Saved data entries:
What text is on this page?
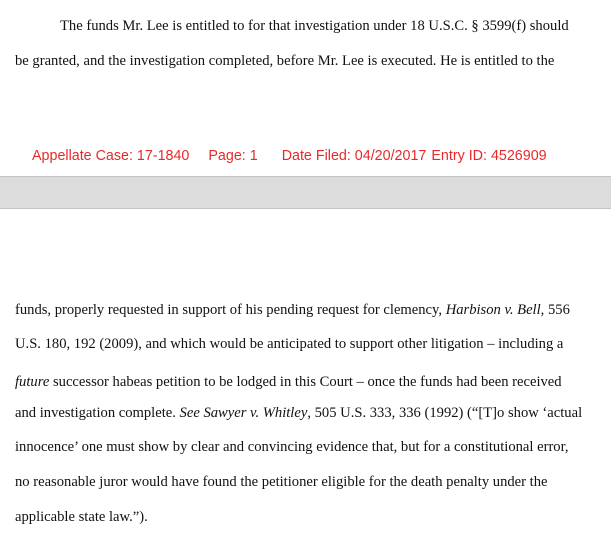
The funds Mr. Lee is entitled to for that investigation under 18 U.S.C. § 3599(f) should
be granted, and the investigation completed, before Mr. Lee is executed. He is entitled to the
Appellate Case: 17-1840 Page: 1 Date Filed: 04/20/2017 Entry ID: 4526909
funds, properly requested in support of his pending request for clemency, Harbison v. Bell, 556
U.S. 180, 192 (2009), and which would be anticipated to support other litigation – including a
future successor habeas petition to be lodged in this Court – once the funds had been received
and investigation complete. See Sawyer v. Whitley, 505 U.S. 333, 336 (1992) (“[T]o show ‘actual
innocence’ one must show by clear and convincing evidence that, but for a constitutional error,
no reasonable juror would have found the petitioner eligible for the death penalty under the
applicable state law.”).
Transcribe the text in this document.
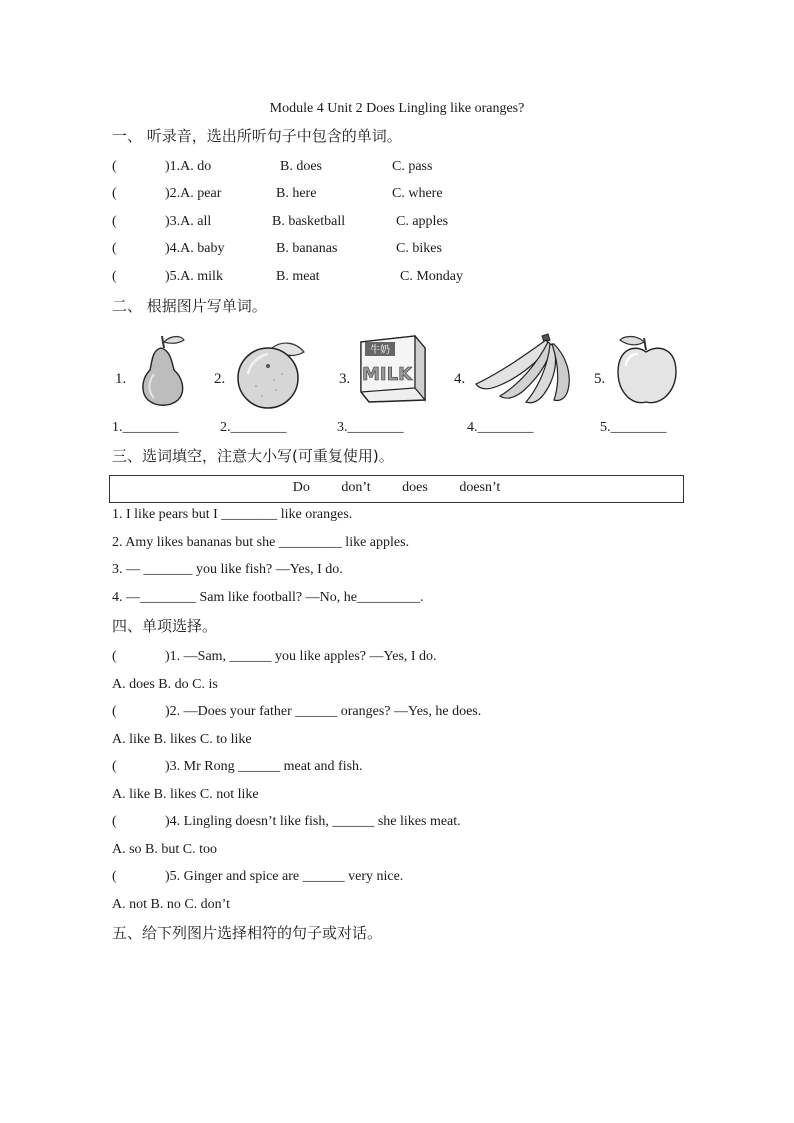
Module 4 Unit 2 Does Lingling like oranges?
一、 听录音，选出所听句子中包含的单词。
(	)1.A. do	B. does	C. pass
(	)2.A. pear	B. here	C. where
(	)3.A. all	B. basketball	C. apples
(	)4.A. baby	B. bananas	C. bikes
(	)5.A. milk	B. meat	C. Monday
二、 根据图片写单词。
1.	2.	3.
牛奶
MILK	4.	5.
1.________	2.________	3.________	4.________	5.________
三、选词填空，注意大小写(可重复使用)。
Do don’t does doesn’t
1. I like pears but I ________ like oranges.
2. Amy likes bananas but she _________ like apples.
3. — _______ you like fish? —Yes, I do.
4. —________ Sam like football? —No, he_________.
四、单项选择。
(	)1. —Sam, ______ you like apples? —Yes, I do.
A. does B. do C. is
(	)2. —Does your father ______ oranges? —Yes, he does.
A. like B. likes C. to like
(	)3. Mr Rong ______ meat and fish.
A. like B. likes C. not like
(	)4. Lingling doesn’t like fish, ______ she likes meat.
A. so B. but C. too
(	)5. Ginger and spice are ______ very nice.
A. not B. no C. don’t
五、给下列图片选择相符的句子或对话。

Requirement
Keep only the lines that hold the string "investigation", and copy them out.

Solved exercise
The funds Mr. Lee is entitled to for that investigation under 18 U.S.C. § 3599(f) should
be granted, and the investigation completed, before Mr. Lee is executed. He is entitled to the
and investigation complete. See Sawyer v. Whitley, 505 U.S. 333, 336 (1992) (“[T]o show ‘actual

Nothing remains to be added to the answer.